begin
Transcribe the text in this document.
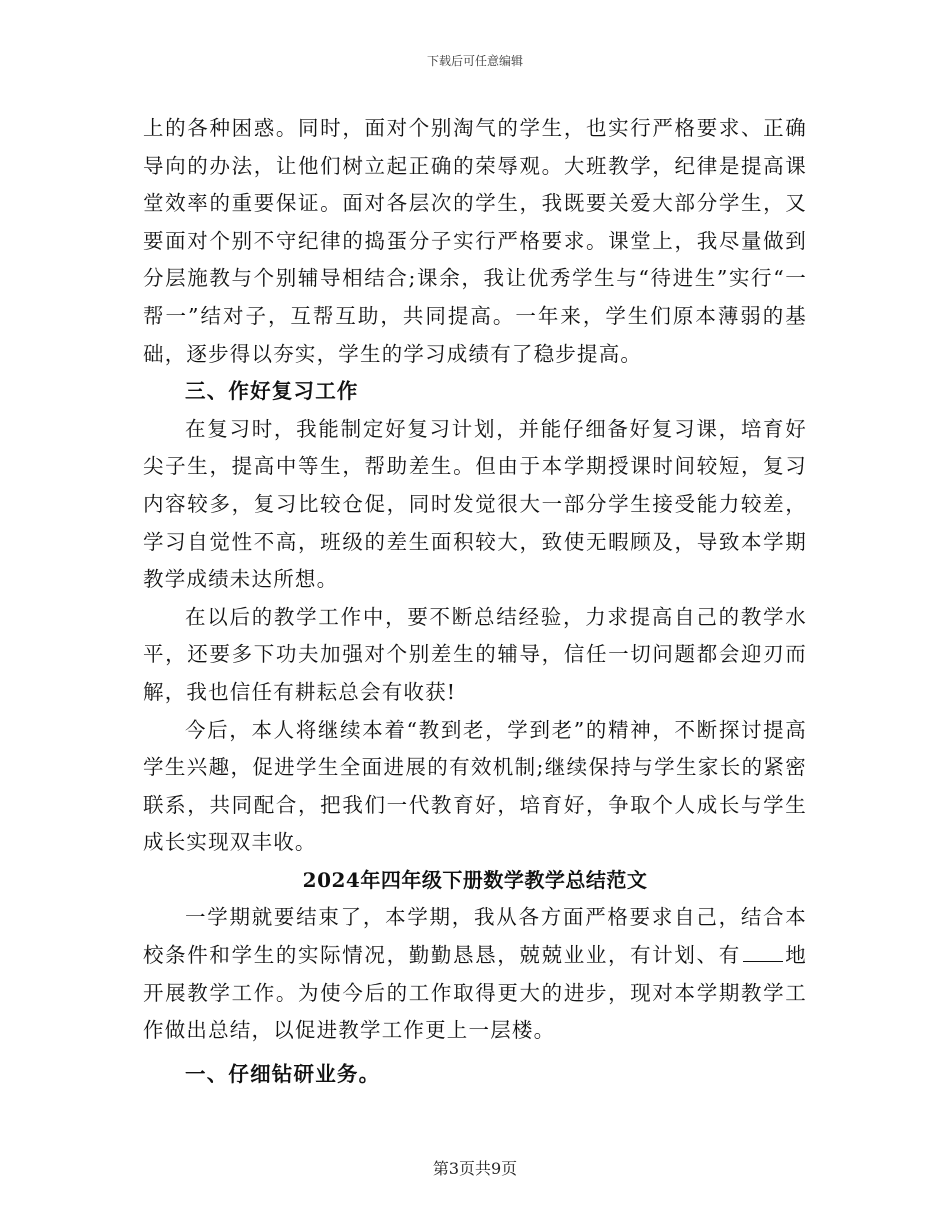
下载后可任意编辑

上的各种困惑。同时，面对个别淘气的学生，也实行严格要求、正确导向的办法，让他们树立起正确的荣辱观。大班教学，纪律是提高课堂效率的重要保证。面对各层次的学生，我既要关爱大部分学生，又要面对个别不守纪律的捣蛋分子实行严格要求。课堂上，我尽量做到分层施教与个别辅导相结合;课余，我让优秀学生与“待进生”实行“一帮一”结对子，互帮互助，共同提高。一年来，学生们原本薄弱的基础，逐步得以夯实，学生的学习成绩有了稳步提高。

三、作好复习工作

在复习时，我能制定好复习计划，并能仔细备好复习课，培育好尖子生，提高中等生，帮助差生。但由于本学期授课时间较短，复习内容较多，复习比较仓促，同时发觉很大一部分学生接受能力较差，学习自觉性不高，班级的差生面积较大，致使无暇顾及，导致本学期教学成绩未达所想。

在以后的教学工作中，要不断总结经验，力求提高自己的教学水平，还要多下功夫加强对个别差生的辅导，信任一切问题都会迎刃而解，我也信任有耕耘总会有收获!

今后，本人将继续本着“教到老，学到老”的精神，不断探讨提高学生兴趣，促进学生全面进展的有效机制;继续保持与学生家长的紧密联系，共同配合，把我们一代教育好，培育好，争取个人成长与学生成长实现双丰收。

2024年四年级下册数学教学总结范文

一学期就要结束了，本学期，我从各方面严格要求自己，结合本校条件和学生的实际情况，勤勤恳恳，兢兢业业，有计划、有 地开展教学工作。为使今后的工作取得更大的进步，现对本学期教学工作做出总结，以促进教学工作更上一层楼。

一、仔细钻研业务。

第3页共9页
end
begin
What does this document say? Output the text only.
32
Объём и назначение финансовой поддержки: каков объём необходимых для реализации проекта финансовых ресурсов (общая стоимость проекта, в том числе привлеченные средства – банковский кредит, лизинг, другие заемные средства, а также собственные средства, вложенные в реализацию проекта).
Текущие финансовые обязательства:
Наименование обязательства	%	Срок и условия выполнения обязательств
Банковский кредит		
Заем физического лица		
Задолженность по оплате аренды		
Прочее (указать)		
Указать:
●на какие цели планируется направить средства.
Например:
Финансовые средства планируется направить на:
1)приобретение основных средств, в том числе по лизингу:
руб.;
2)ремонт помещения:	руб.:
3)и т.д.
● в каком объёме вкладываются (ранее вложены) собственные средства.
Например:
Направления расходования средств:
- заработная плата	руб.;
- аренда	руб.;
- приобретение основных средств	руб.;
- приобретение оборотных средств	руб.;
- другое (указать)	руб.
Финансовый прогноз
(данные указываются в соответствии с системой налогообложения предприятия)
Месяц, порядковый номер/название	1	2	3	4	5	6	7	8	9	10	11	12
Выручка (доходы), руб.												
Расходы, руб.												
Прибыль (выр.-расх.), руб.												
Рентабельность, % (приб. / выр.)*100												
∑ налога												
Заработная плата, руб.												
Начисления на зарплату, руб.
end
### WHAT YOU WILL DO
Return every line holding the word "document" from the records.

### THE OUTPUT
Transcribe the text in this document.
What does this document say? Output the text only.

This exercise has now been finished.